» Input for this task:

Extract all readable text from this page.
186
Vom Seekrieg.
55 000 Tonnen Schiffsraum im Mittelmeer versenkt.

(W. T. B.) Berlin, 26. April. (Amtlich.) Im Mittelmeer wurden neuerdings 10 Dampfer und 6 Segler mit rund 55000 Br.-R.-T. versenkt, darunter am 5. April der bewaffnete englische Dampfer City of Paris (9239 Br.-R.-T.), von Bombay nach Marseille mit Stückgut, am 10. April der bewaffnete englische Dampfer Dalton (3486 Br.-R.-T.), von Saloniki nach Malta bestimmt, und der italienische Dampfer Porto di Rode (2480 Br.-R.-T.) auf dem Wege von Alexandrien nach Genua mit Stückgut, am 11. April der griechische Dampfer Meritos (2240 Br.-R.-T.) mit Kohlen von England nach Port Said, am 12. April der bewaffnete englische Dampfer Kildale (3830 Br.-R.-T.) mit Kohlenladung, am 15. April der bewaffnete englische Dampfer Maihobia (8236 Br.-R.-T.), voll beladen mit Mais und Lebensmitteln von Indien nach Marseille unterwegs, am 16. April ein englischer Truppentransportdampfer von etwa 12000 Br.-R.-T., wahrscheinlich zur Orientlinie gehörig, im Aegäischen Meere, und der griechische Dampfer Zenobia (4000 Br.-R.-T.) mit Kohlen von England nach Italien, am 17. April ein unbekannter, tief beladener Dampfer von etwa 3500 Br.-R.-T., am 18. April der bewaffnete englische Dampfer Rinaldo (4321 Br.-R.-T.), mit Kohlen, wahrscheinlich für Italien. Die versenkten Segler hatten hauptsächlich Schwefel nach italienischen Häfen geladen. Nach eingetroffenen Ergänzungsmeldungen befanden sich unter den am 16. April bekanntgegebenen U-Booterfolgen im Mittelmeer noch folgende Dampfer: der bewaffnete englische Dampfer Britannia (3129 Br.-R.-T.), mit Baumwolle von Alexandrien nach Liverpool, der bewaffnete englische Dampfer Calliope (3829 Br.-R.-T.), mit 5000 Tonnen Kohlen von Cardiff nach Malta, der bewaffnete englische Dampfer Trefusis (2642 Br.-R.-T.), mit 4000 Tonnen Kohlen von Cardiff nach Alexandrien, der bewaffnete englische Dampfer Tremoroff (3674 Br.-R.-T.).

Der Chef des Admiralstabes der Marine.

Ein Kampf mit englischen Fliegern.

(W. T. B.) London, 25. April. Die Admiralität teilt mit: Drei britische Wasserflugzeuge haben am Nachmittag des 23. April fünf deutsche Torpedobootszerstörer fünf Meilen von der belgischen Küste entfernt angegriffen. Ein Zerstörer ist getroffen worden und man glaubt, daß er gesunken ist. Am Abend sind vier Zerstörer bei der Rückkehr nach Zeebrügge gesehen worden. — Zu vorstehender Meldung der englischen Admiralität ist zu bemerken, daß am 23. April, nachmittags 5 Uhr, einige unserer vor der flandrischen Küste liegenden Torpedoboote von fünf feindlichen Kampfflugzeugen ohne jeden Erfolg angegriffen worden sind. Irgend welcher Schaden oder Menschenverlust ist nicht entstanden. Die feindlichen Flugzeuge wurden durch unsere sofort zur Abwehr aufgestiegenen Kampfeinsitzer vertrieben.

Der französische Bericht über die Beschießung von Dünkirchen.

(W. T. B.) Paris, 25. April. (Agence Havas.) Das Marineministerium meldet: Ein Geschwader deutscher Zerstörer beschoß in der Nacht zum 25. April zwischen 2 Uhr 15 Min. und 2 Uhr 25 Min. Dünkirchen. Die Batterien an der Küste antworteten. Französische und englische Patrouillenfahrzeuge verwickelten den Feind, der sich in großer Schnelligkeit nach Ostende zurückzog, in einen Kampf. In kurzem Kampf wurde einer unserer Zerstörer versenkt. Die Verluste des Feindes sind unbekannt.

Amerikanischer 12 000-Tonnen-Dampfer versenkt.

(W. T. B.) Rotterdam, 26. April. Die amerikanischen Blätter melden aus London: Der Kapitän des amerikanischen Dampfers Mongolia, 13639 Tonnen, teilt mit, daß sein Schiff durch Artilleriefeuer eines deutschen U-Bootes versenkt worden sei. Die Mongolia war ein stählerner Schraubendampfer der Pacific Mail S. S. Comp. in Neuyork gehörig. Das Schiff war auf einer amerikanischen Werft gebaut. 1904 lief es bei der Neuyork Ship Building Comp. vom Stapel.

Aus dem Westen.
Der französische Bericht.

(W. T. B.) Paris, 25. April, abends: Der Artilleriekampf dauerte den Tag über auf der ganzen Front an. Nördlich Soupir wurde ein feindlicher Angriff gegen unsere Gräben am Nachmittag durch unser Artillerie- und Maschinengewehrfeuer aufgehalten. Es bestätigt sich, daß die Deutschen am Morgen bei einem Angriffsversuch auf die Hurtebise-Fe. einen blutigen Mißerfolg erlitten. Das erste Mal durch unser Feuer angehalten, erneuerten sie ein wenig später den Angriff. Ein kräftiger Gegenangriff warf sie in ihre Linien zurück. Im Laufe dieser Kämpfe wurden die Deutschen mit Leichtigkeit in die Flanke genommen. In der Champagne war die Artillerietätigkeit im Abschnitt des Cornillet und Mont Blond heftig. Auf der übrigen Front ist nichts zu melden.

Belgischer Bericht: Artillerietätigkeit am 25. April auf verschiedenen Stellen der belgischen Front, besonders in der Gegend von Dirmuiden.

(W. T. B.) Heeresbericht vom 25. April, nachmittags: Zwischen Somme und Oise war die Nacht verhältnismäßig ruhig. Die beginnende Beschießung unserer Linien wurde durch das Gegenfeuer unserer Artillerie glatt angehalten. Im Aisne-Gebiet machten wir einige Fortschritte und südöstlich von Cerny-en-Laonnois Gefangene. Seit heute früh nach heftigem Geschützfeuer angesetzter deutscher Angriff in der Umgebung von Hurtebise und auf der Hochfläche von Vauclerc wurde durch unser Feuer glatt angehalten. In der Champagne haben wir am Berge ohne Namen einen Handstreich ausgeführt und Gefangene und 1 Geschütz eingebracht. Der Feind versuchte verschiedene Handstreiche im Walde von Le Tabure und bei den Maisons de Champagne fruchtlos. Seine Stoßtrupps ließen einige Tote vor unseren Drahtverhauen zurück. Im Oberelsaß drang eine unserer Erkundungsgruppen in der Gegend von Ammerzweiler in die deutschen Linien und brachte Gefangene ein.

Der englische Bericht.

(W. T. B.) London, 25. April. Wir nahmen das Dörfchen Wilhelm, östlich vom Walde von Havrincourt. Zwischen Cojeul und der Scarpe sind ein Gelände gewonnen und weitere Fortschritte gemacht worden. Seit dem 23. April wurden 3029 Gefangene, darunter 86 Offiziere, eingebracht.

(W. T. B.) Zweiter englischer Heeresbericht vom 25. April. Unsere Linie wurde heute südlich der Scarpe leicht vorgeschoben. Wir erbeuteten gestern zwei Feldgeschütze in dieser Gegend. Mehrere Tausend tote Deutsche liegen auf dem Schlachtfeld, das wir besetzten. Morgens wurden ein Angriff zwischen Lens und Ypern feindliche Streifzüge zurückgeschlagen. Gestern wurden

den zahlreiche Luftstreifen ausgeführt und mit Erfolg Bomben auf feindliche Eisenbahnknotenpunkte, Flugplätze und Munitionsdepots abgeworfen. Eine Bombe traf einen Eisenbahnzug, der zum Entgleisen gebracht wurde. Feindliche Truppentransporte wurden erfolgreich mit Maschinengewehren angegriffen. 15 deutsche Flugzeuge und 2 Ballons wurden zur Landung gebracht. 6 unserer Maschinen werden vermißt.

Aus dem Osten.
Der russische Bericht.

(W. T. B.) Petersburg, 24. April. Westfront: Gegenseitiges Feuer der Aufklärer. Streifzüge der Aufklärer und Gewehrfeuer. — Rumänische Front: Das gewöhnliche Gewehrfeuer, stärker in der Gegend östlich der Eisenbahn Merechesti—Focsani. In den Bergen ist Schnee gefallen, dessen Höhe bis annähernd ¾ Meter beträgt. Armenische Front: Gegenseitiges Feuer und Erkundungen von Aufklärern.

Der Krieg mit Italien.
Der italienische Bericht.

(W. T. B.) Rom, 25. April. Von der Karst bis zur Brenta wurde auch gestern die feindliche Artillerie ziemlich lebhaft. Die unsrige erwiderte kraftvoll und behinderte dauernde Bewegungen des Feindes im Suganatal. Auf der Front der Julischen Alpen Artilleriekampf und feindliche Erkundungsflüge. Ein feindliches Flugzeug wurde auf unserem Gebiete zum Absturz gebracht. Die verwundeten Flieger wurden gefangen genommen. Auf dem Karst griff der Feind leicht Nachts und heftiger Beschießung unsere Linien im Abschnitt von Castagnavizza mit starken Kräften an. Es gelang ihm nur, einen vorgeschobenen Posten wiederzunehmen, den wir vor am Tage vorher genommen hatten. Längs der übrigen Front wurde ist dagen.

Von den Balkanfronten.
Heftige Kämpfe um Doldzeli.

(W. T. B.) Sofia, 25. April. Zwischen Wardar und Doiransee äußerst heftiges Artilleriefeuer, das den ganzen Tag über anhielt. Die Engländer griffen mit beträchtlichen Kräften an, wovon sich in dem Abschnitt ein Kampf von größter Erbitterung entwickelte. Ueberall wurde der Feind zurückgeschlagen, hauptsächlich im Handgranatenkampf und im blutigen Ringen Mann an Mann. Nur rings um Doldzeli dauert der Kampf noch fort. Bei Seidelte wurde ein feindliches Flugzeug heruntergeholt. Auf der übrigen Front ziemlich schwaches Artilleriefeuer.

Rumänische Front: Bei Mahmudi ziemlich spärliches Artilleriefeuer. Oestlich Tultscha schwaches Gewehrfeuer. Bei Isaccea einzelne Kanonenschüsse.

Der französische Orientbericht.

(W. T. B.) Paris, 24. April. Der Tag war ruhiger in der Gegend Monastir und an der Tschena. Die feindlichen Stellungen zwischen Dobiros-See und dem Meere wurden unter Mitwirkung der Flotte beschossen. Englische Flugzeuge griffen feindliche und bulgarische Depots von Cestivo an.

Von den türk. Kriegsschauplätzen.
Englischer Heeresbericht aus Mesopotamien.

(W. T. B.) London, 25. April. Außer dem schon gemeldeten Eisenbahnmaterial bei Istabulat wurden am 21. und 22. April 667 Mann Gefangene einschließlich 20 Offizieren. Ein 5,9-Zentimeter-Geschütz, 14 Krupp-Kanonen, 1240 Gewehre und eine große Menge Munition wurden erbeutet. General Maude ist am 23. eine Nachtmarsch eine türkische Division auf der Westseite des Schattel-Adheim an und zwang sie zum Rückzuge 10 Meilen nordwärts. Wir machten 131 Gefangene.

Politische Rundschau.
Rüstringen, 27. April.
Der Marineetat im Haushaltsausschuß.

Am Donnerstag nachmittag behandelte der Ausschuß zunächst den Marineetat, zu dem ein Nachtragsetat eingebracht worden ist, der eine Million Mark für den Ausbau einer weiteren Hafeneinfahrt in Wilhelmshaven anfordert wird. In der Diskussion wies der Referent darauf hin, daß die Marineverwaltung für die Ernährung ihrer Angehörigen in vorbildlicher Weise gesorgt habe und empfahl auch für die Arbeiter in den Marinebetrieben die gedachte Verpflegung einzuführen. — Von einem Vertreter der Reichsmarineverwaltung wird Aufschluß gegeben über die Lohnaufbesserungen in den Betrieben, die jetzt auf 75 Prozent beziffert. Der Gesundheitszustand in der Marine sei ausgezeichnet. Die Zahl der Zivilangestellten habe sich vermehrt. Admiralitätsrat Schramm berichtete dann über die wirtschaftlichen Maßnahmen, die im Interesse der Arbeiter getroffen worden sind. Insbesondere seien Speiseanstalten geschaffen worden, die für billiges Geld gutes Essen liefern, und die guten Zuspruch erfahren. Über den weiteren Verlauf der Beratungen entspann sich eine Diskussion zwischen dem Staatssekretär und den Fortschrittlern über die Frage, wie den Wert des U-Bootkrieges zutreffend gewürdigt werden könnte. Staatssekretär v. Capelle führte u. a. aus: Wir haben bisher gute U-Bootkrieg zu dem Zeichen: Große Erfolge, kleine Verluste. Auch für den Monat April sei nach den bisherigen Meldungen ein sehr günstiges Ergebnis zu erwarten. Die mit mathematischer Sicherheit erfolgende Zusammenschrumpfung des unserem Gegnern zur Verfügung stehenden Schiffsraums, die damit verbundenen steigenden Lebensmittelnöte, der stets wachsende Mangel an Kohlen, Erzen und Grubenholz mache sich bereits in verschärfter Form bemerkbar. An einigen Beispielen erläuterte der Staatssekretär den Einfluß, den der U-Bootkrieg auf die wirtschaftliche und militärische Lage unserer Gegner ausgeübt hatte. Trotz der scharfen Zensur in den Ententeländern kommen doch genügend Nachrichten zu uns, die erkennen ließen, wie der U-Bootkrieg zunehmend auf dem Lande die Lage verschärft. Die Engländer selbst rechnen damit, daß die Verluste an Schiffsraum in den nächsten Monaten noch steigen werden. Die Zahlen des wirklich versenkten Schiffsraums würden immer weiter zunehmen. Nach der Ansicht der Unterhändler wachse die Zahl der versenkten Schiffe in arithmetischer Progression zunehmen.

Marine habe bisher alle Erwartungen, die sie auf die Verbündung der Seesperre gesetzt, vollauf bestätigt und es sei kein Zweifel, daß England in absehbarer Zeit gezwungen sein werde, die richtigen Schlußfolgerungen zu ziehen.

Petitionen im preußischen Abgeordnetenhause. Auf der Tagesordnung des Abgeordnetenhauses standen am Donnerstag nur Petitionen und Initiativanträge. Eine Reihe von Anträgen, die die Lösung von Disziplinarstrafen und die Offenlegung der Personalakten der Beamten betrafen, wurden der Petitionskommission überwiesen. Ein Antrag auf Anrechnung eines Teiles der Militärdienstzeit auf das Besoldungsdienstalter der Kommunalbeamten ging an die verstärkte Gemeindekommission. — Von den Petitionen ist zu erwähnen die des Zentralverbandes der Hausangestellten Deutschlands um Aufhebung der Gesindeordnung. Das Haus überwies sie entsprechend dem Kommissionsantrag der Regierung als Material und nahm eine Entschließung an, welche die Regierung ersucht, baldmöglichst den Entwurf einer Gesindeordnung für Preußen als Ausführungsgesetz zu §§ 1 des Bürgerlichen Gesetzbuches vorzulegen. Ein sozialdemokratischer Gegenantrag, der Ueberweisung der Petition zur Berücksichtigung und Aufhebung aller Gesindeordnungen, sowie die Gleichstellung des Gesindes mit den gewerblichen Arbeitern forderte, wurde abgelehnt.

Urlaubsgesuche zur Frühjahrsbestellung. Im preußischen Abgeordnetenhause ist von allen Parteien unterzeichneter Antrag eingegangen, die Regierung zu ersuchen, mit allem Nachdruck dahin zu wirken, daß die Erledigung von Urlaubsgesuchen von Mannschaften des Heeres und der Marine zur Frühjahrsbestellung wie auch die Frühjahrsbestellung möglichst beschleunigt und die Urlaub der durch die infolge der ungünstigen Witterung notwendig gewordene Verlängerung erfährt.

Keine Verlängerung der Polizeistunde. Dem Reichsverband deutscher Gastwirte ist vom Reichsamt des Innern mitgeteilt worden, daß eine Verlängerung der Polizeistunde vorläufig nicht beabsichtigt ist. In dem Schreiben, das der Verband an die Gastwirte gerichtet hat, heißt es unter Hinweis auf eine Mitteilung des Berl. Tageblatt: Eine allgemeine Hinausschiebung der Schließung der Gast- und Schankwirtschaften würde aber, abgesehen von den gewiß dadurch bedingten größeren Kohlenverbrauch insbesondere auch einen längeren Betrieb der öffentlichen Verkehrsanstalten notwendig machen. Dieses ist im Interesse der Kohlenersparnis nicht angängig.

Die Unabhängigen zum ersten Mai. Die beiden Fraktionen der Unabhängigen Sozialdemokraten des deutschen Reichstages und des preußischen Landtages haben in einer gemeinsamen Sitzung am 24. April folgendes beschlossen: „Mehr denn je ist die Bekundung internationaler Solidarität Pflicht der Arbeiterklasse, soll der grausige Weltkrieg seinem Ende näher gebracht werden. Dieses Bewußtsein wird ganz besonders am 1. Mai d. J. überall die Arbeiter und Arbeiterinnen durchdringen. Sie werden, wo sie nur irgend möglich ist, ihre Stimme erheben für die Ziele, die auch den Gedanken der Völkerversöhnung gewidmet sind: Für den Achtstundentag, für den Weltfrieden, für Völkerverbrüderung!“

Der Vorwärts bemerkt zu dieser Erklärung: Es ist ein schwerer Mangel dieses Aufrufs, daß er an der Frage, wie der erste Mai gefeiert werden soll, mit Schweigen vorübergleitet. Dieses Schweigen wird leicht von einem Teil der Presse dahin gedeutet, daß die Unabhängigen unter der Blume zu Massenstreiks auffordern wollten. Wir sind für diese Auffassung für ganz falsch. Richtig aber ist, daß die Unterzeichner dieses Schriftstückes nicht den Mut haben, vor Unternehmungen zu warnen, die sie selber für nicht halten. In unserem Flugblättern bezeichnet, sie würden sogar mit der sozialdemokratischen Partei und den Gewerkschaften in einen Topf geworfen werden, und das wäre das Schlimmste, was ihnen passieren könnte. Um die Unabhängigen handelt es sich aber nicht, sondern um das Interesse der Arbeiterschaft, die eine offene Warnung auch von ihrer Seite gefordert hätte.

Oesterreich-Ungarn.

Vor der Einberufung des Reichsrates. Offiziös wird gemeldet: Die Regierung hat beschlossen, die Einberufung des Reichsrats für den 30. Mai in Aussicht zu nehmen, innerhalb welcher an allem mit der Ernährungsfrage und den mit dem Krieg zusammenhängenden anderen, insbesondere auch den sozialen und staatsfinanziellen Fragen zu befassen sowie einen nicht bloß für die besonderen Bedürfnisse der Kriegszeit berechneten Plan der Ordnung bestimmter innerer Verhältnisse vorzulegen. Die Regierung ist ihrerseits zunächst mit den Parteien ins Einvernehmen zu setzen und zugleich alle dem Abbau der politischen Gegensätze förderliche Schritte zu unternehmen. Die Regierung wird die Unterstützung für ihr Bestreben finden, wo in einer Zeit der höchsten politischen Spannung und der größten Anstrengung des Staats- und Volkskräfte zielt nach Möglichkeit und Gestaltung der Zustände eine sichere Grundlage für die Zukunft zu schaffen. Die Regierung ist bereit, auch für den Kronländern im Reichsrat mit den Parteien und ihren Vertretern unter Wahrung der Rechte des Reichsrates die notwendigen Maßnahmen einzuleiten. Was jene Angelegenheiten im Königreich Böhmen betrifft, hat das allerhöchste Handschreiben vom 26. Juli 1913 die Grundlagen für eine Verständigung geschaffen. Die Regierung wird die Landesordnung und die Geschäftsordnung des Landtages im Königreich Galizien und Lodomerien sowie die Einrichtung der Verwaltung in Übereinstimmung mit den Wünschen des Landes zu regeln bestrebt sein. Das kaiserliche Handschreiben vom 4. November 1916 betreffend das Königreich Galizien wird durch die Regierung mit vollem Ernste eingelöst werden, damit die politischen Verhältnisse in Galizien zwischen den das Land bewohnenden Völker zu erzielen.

» Problem details: Copy out every line from the data above that has "englischen" in it.

» Result of this task:
Ein Kampf mit englischen Fliegern.
(W. T. B.) London, 25. April. Die Admiralität teilt mit: Drei britische Wasserflugzeuge haben am Nachmittag des 23. April fünf deutsche Torpedobootszerstörer fünf Meilen von der belgischen Küste entfernt angegriffen. Ein Zerstörer ist getroffen worden und man glaubt, daß er gesunken ist. Am Abend sind vier Zerstörer bei der Rückkehr nach Zeebrügge gesehen worden. — Zu vorstehender Meldung der englischen Admiralität ist zu bemerken, daß am 23. April, nachmittags 5 Uhr, einige unserer vor der flandrischen Küste liegenden Torpedoboote von fünf feindlichen Kampfflugzeugen ohne jeden Erfolg angegriffen worden sind. Irgend welcher Schaden oder Menschenverlust ist nicht entstanden. Die feindlichen Flugzeuge wurden durch unsere sofort zur Abwehr aufgestiegenen Kampfeinsitzer vertrieben.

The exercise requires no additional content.